> _Source text_:
══════════════════════════════

Written notice: The City’s allegation of improper conduct
[38] The City was not satisfied with the explanation given, and on 6 November 2017 it addressed written notices in terms of paragraph 5 of the Abuse Policy to Lead and Solder, the Family Trust and Mr Abdul Janodien.
[39] In respect of the Family Trust, it was alleged in the written notice that:
“5.1 According to the Schedule 1: Details of Supplier Declaration a certain Mr Abdul Aziz Janodien is the Family Trust’s authorised representative (see a copy of the said Schedule 1 declaration in respect of the Family Trust’s quotation for RFQ 308 attached hereto marked annexure “A”.
5.2 According to the Schedule 1: Details of Supplier declaration, the Family Trust’s physical address is […].
5.3 The Schedule 2: Form of Offer declaration was signed by a Mr Lenon T Guzha, purportedly as the duly authorised representative of the Family Trust, however the authorised representative stated in that Schedule is Mr Abdul Aziz Janodien in his capacity as Trustee of the Family Trust (see a copy of the said Schedule 2 declaration in respect of the Family Trust’s quotation for RFQ 308 attached hereto marked annexure “B”).
5.4 The Schedule 3: Price Schedule indicates that the Family Trust only submitted prices for the first two items on the schedule [see a copy of the said Schedule 3 in respect of the Family Trust’s quotation for RFQ 308 attached hereto marked annexure “C”).

══════════════════════════════

> _Supplied entries_:
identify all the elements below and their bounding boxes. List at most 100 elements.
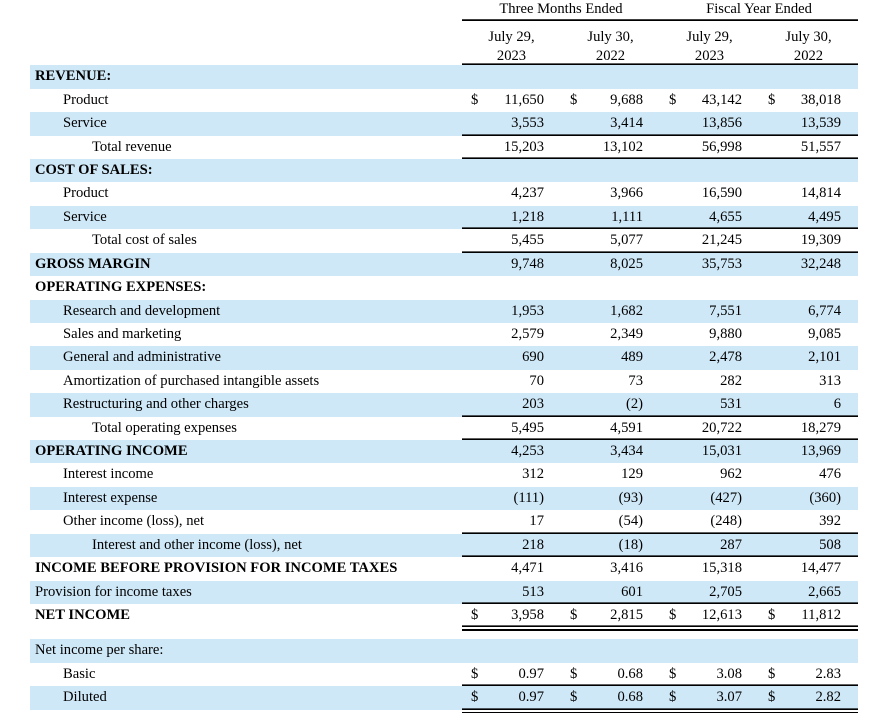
cell-value: 601: [621, 583, 643, 600]
cell-c1: 4,237: [462, 182, 561, 205]
cell-c4: 14,477: [759, 557, 858, 580]
cell-c1: 5,455: [462, 229, 561, 252]
cell-value: 3,958: [511, 607, 544, 624]
currency-symbol: $: [768, 665, 776, 682]
cell-c1: 218: [462, 533, 561, 558]
cell-c1: 690: [462, 346, 561, 370]
currency-symbol: $: [471, 689, 479, 706]
currency-symbol: $: [768, 689, 776, 706]
cell-value: 43,142: [701, 91, 742, 108]
row-label: Amortization of purchased intangible ass…: [63, 372, 320, 389]
cell-value: 3,414: [610, 115, 643, 132]
row-gutter: [0, 393, 30, 416]
cell-value: 9,880: [709, 325, 742, 342]
row-gutter: [0, 159, 30, 182]
row-endpad: [858, 276, 870, 299]
row-label-cell: General and administrative: [30, 346, 462, 370]
row-endpad: [858, 463, 870, 486]
cell-value: 4,253: [511, 443, 544, 460]
row-endpad: [858, 510, 870, 533]
cell-c2: 2,349: [561, 323, 660, 346]
cell-c1: 17: [462, 510, 561, 533]
cell-value: 476: [819, 466, 842, 483]
table-row: Amortization of purchased intangible ass…: [0, 370, 870, 393]
cell-value: 13,102: [602, 138, 643, 155]
table-row: Provision for income taxes 513 601 2,705 2,6…: [0, 580, 870, 605]
cell-c4: 32,248: [759, 252, 859, 277]
row-gutter: [0, 557, 30, 580]
cell-c1: [462, 65, 561, 89]
cell-c4: 4,495: [759, 205, 859, 230]
cell-value: 5,077: [610, 232, 643, 249]
cell-c2: 4,591: [561, 417, 660, 440]
cell-c1: 3,553: [462, 112, 561, 136]
cell-c3: 2,478: [660, 346, 759, 370]
header-group-2: Fiscal Year Ended: [660, 0, 858, 21]
cell-c1: [462, 639, 561, 663]
cell-value: 218: [522, 536, 544, 553]
row-label-cell: REVENUE:: [30, 65, 462, 89]
cell-value: 531: [720, 396, 742, 413]
table-row: COST OF SALES:: [0, 159, 870, 183]
row-label: Net income per share:: [35, 642, 164, 659]
cell-c4: 392: [759, 510, 858, 533]
cell-value: 962: [720, 466, 742, 483]
table-row: Service 1,218 1,111 4,655 4,495: [0, 205, 870, 230]
cell-value: 2.82: [815, 689, 842, 706]
table-row: Research and development 1,953 1,682 7,551 6…: [0, 299, 870, 323]
header-column-line1: July 30,: [587, 28, 634, 45]
cell-c3: 16,590: [660, 182, 759, 205]
table-row: Interest and other income (loss), net 218…: [0, 533, 870, 558]
cell-c2: [561, 276, 660, 299]
row-endpad: [858, 557, 870, 580]
cell-value: (111): [513, 489, 544, 506]
row-label: Interest income: [63, 466, 154, 483]
row-label-cell: Amortization of purchased intangible ass…: [30, 370, 462, 393]
table-row: Total operating expenses 5,495 4,591 20,722…: [0, 417, 870, 440]
cell-value: 2.83: [815, 665, 842, 682]
cell-c3: $12,613: [660, 604, 759, 632]
table-row: Net income per share:: [0, 639, 870, 663]
cell-c3: $3.08: [660, 663, 759, 691]
row-endpad: [858, 534, 870, 557]
cell-c1: 2,579: [462, 323, 561, 346]
header-column-3: July 29, 2023: [660, 25, 759, 65]
cell-value: (248): [710, 513, 742, 530]
row-endpad: [858, 440, 870, 463]
header-column-line1: July 29,: [686, 28, 733, 45]
cell-c2: $0.68: [561, 663, 660, 691]
cell-c4: 508: [759, 533, 859, 558]
cell-c3: (248): [660, 510, 759, 533]
row-gutter: [0, 463, 30, 486]
table-row: GROSS MARGIN 9,748 8,025 35,753 32,248: [0, 252, 870, 277]
cell-c1: $0.97: [462, 663, 561, 691]
row-label: Provision for income taxes: [35, 583, 192, 600]
row-gutter: [0, 182, 30, 205]
row-label-cell: Basic: [30, 663, 462, 686]
cell-value: 7,551: [709, 302, 742, 319]
cell-c2: (18): [561, 533, 660, 558]
cell-value: 3.07: [716, 689, 742, 706]
cell-c1: 70: [462, 370, 561, 393]
row-endpad: [858, 229, 870, 252]
cell-value: 392: [819, 513, 842, 530]
row-label: Interest expense: [63, 489, 158, 506]
row-label: GROSS MARGIN: [35, 255, 151, 272]
row-label: Total revenue: [92, 138, 172, 155]
row-label: Restructuring and other charges: [63, 396, 249, 413]
row-label-cell: Interest and other income (loss), net: [30, 533, 462, 558]
row-endpad: [858, 487, 870, 510]
row-endpad: [858, 581, 870, 604]
cell-value: 3,416: [610, 560, 643, 577]
cell-value: 4,495: [808, 208, 842, 225]
currency-symbol: $: [570, 665, 578, 682]
cell-value: (18): [618, 536, 643, 553]
cell-c4: 51,557: [759, 136, 858, 159]
table-row: NET INCOME $3,958 $2,815 $12,613 $11,812: [0, 604, 870, 632]
row-label-cell: INCOME BEFORE PROVISION FOR INCOME TAXES: [30, 557, 462, 580]
row-label: INCOME BEFORE PROVISION FOR INCOME TAXES: [35, 560, 398, 577]
row-label-cell: Service: [30, 205, 462, 230]
cell-c4: $11,812: [759, 604, 859, 632]
row-gutter: [0, 604, 30, 627]
row-label-cell: Total revenue: [30, 136, 462, 159]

══════════════════════════════

> _Work to complete_:
A: From the excerpt on the City's written notice, list every numbered schedule mentioned, with its number and title.
B: Return every line of the records that contains the string "intangible". Case counts.
The records are unrelated to the text.

> _Answers_:
A:
Schedule 1: Details of Supplier Declaration
Schedule 2: Form of Offer
Schedule 3: Price Schedule

B:
row-label: Amortization of purchased intangible ass…: [63, 372, 320, 389]
table-row: Amortization of purchased intangible ass…: [0, 370, 870, 393]
row-label-cell: Amortization of purchased intangible ass…: [30, 370, 462, 393]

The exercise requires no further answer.